Set task: Omit the images, then print each record below exactly as it reads.
-------- Data entries --------
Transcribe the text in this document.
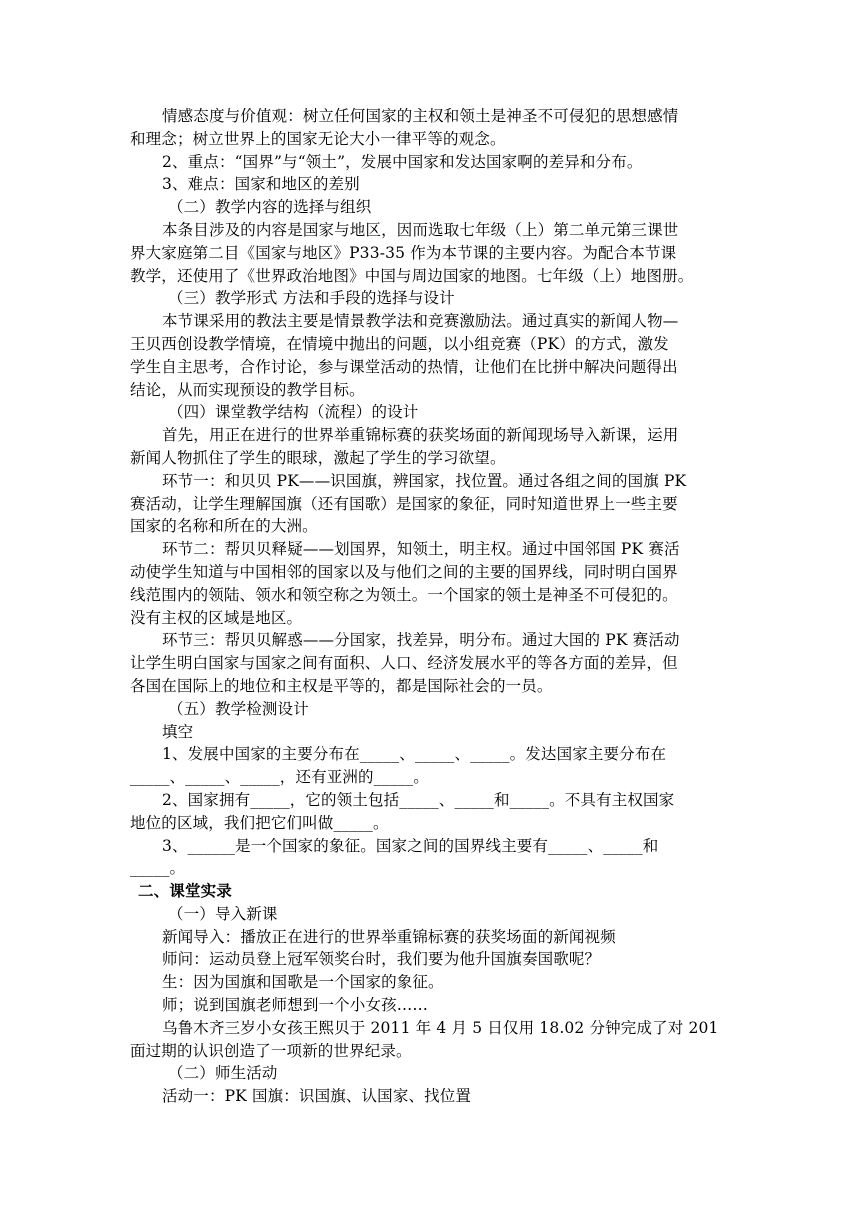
情感态度与价值观：树立任何国家的主权和领土是神圣不可侵犯的思想感情
和理念；树立世界上的国家无论大小一律平等的观念。
2、重点：“国界”与“领土”，发展中国家和发达国家啊的差异和分布。
3、难点：国家和地区的差别
（二）教学内容的选择与组织
本条目涉及的内容是国家与地区，因而选取七年级（上）第二单元第三课世
界大家庭第二目《国家与地区》P33-35 作为本节课的主要内容。为配合本节课
教学，还使用了《世界政治地图》中国与周边国家的地图。七年级（上）地图册。
（三）教学形式 方法和手段的选择与设计
本节课采用的教法主要是情景教学法和竞赛激励法。通过真实的新闻人物—
王贝西创设教学情境，在情境中抛出的问题，以小组竞赛（PK）的方式，激发
学生自主思考，合作讨论，参与课堂活动的热情，让他们在比拼中解决问题得出
结论，从而实现预设的教学目标。
（四）课堂教学结构（流程）的设计
首先，用正在进行的世界举重锦标赛的获奖场面的新闻现场导入新课，运用
新闻人物抓住了学生的眼球，激起了学生的学习欲望。
环节一：和贝贝 PK——识国旗，辨国家，找位置。通过各组之间的国旗 PK
赛活动，让学生理解国旗（还有国歌）是国家的象征，同时知道世界上一些主要
国家的名称和所在的大洲。
环节二：帮贝贝释疑——划国界，知领土，明主权。通过中国邻国 PK 赛活
动使学生知道与中国相邻的国家以及与他们之间的主要的国界线，同时明白国界
线范围内的领陆、领水和领空称之为领土。一个国家的领土是神圣不可侵犯的。
没有主权的区域是地区。
环节三：帮贝贝解惑——分国家，找差异，明分布。通过大国的 PK 赛活动
让学生明白国家与国家之间有面积、人口、经济发展水平的等各方面的差异，但
各国在国际上的地位和主权是平等的，都是国际社会的一员。
（五）教学检测设计
填空
1、发展中国家的主要分布在_____、_____、_____。发达国家主要分布在
_____、_____、_____，还有亚洲的_____。
2、国家拥有_____，它的领土包括_____、_____和_____。不具有主权国家
地位的区域，我们把它们叫做_____。
3、______是一个国家的象征。国家之间的国界线主要有_____、_____和
_____。
二、课堂实录
（一）导入新课
新闻导入：播放正在进行的世界举重锦标赛的获奖场面的新闻视频
师问：运动员登上冠军领奖台时，我们要为他升国旗奏国歌呢？
生：因为国旗和国歌是一个国家的象征。
师；说到国旗老师想到一个小女孩……
乌鲁木齐三岁小女孩王熙贝于 2011 年 4 月 5 日仅用 18.02 分钟完成了对 201
面过期的认识创造了一项新的世界纪录。
（二）师生活动
活动一：PK 国旗：识国旗、认国家、找位置
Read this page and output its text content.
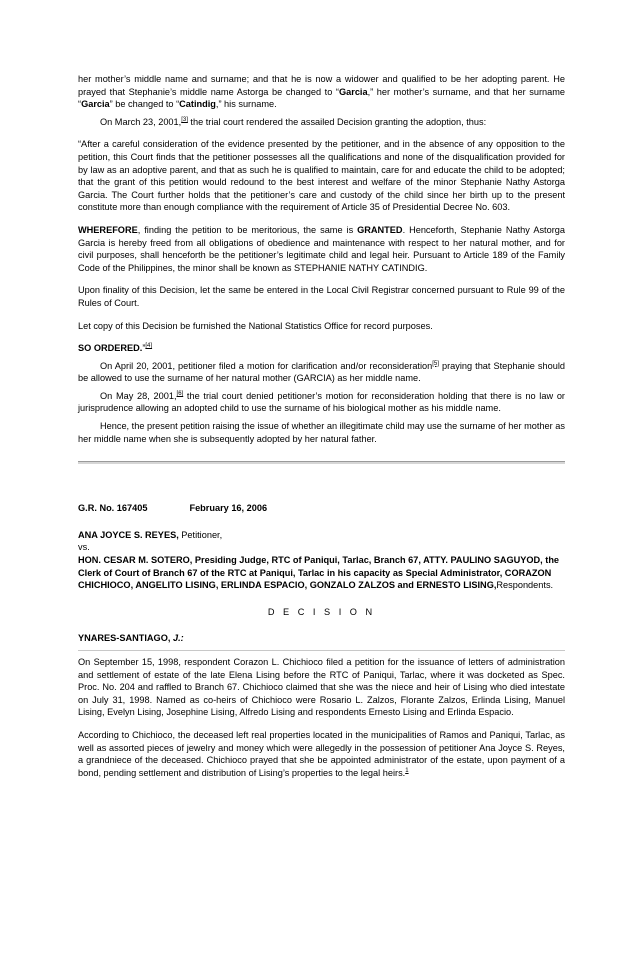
her mother’s middle name and surname; and that he is now a widower and qualified to be her adopting parent. He prayed that Stephanie’s middle name Astorga be changed to “Garcia,” her mother’s surname, and that her surname “Garcia” be changed to “Catindig,” his surname.

On March 23, 2001,[3] the trial court rendered the assailed Decision granting the adoption, thus:

“After a careful consideration of the evidence presented by the petitioner, and in the absence of any opposition to the petition, this Court finds that the petitioner possesses all the qualifications and none of the disqualification provided for by law as an adoptive parent, and that as such he is qualified to maintain, care for and educate the child to be adopted; that the grant of this petition would redound to the best interest and welfare of the minor Stephanie Nathy Astorga Garcia. The Court further holds that the petitioner’s care and custody of the child since her birth up to the present constitute more than enough compliance with the requirement of Article 35 of Presidential Decree No. 603.

WHEREFORE, finding the petition to be meritorious, the same is GRANTED. Henceforth, Stephanie Nathy Astorga Garcia is hereby freed from all obligations of obedience and maintenance with respect to her natural mother, and for civil purposes, shall henceforth be the petitioner’s legitimate child and legal heir. Pursuant to Article 189 of the Family Code of the Philippines, the minor shall be known as STEPHANIE NATHY CATINDIG.

Upon finality of this Decision, let the same be entered in the Local Civil Registrar concerned pursuant to Rule 99 of the Rules of Court.

Let copy of this Decision be furnished the National Statistics Office for record purposes.

SO ORDERED.”[4]

On April 20, 2001, petitioner filed a motion for clarification and/or reconsideration[5] praying that Stephanie should be allowed to use the surname of her natural mother (GARCIA) as her middle name.

On May 28, 2001,[6] the trial court denied petitioner’s motion for reconsideration holding that there is no law or jurisprudence allowing an adopted child to use the surname of his biological mother as his middle name.

Hence, the present petition raising the issue of whether an illegitimate child may use the surname of her mother as her middle name when she is subsequently adopted by her natural father.

G.R. No. 167405	February 16, 2006

ANA JOYCE S. REYES, Petitioner,

vs.

HON. CESAR M. SOTERO, Presiding Judge, RTC of Paniqui, Tarlac, Branch 67, ATTY. PAULINO SAGUYOD, the Clerk of Court of Branch 67 of the RTC at Paniqui, Tarlac in his capacity as Special Administrator, CORAZON CHICHIOCO, ANGELITO LISING, ERLINDA ESPACIO, GONZALO ZALZOS and ERNESTO LISING,Respondents.

D E C I S I O N

YNARES-SANTIAGO, J.:

On September 15, 1998, respondent Corazon L. Chichioco filed a petition for the issuance of letters of administration and settlement of estate of the late Elena Lising before the RTC of Paniqui, Tarlac, where it was docketed as Spec. Proc. No. 204 and raffled to Branch 67. Chichioco claimed that she was the niece and heir of Lising who died intestate on July 31, 1998. Named as co-heirs of Chichioco were Rosario L. Zalzos, Florante Zalzos, Erlinda Lising, Manuel Lising, Evelyn Lising, Josephine Lising, Alfredo Lising and respondents Ernesto Lising and Erlinda Espacio.

According to Chichioco, the deceased left real properties located in the municipalities of Ramos and Paniqui, Tarlac, as well as assorted pieces of jewelry and money which were allegedly in the possession of petitioner Ana Joyce S. Reyes, a grandniece of the deceased. Chichioco prayed that she be appointed administrator of the estate, upon payment of a bond, pending settlement and distribution of Lising’s properties to the legal heirs.$^1$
--------
Final result:
Transcribe the text in this document.
情感态度与价值观：树立任何国家的主权和领土是神圣不可侵犯的思想感情
和理念；树立世界上的国家无论大小一律平等的观念。
2、重点：“国界”与“领土”，发展中国家和发达国家啊的差异和分布。
3、难点：国家和地区的差别
（二）教学内容的选择与组织
本条目涉及的内容是国家与地区，因而选取七年级（上）第二单元第三课世
界大家庭第二目《国家与地区》P33-35 作为本节课的主要内容。为配合本节课
教学，还使用了《世界政治地图》中国与周边国家的地图。七年级（上）地图册。
（三）教学形式 方法和手段的选择与设计
本节课采用的教法主要是情景教学法和竞赛激励法。通过真实的新闻人物—
王贝西创设教学情境，在情境中抛出的问题，以小组竞赛（PK）的方式，激发
学生自主思考，合作讨论，参与课堂活动的热情，让他们在比拼中解决问题得出
结论，从而实现预设的教学目标。
（四）课堂教学结构（流程）的设计
首先，用正在进行的世界举重锦标赛的获奖场面的新闻现场导入新课，运用
新闻人物抓住了学生的眼球，激起了学生的学习欲望。
环节一：和贝贝 PK——识国旗，辨国家，找位置。通过各组之间的国旗 PK
赛活动，让学生理解国旗（还有国歌）是国家的象征，同时知道世界上一些主要
国家的名称和所在的大洲。
环节二：帮贝贝释疑——划国界，知领土，明主权。通过中国邻国 PK 赛活
动使学生知道与中国相邻的国家以及与他们之间的主要的国界线，同时明白国界
线范围内的领陆、领水和领空称之为领土。一个国家的领土是神圣不可侵犯的。
没有主权的区域是地区。
环节三：帮贝贝解惑——分国家，找差异，明分布。通过大国的 PK 赛活动
让学生明白国家与国家之间有面积、人口、经济发展水平的等各方面的差异，但
各国在国际上的地位和主权是平等的，都是国际社会的一员。
（五）教学检测设计
填空
1、发展中国家的主要分布在_____、_____、_____。发达国家主要分布在
_____、_____、_____，还有亚洲的_____。
2、国家拥有_____，它的领土包括_____、_____和_____。不具有主权国家
地位的区域，我们把它们叫做_____。
3、______是一个国家的象征。国家之间的国界线主要有_____、_____和
_____。
二、课堂实录
（一）导入新课
新闻导入：播放正在进行的世界举重锦标赛的获奖场面的新闻视频
师问：运动员登上冠军领奖台时，我们要为他升国旗奏国歌呢？
生：因为国旗和国歌是一个国家的象征。
师；说到国旗老师想到一个小女孩……
乌鲁木齐三岁小女孩王熙贝于 2011 年 4 月 5 日仅用 18.02 分钟完成了对 201
面过期的认识创造了一项新的世界纪录。
（二）师生活动
活动一：PK 国旗：识国旗、认国家、找位置
Read this page and output its text content.
her mother’s middle name and surname; and that he is now a widower and qualified to be her adopting parent. He prayed that Stephanie’s middle name Astorga be changed to “Garcia,” her mother’s surname, and that her surname “Garcia” be changed to “Catindig,” his surname.

On March 23, 2001,[3] the trial court rendered the assailed Decision granting the adoption, thus:

“After a careful consideration of the evidence presented by the petitioner, and in the absence of any opposition to the petition, this Court finds that the petitioner possesses all the qualifications and none of the disqualification provided for by law as an adoptive parent, and that as such he is qualified to maintain, care for and educate the child to be adopted; that the grant of this petition would redound to the best interest and welfare of the minor Stephanie Nathy Astorga Garcia. The Court further holds that the petitioner’s care and custody of the child since her birth up to the present constitute more than enough compliance with the requirement of Article 35 of Presidential Decree No. 603.

WHEREFORE, finding the petition to be meritorious, the same is GRANTED. Henceforth, Stephanie Nathy Astorga Garcia is hereby freed from all obligations of obedience and maintenance with respect to her natural mother, and for civil purposes, shall henceforth be the petitioner’s legitimate child and legal heir. Pursuant to Article 189 of the Family Code of the Philippines, the minor shall be known as STEPHANIE NATHY CATINDIG.

Upon finality of this Decision, let the same be entered in the Local Civil Registrar concerned pursuant to Rule 99 of the Rules of Court.

Let copy of this Decision be furnished the National Statistics Office for record purposes.

SO ORDERED.”[4]

On April 20, 2001, petitioner filed a motion for clarification and/or reconsideration[5] praying that Stephanie should be allowed to use the surname of her natural mother (GARCIA) as her middle name.

On May 28, 2001,[6] the trial court denied petitioner’s motion for reconsideration holding that there is no law or jurisprudence allowing an adopted child to use the surname of his biological mother as his middle name.

Hence, the present petition raising the issue of whether an illegitimate child may use the surname of her mother as her middle name when she is subsequently adopted by her natural father.

G.R. No. 167405	February 16, 2006

ANA JOYCE S. REYES, Petitioner,

vs.

HON. CESAR M. SOTERO, Presiding Judge, RTC of Paniqui, Tarlac, Branch 67, ATTY. PAULINO SAGUYOD, the Clerk of Court of Branch 67 of the RTC at Paniqui, Tarlac in his capacity as Special Administrator, CORAZON CHICHIOCO, ANGELITO LISING, ERLINDA ESPACIO, GONZALO ZALZOS and ERNESTO LISING,Respondents.

D E C I S I O N

YNARES-SANTIAGO, J.:

On September 15, 1998, respondent Corazon L. Chichioco filed a petition for the issuance of letters of administration and settlement of estate of the late Elena Lising before the RTC of Paniqui, Tarlac, where it was docketed as Spec. Proc. No. 204 and raffled to Branch 67. Chichioco claimed that she was the niece and heir of Lising who died intestate on July 31, 1998. Named as co-heirs of Chichioco were Rosario L. Zalzos, Florante Zalzos, Erlinda Lising, Manuel Lising, Evelyn Lising, Josephine Lising, Alfredo Lising and respondents Ernesto Lising and Erlinda Espacio.

According to Chichioco, the deceased left real properties located in the municipalities of Ramos and Paniqui, Tarlac, as well as assorted pieces of jewelry and money which were allegedly in the possession of petitioner Ana Joyce S. Reyes, a grandniece of the deceased. Chichioco prayed that she be appointed administrator of the estate, upon payment of a bond, pending settlement and distribution of Lising’s properties to the legal heirs.$^1$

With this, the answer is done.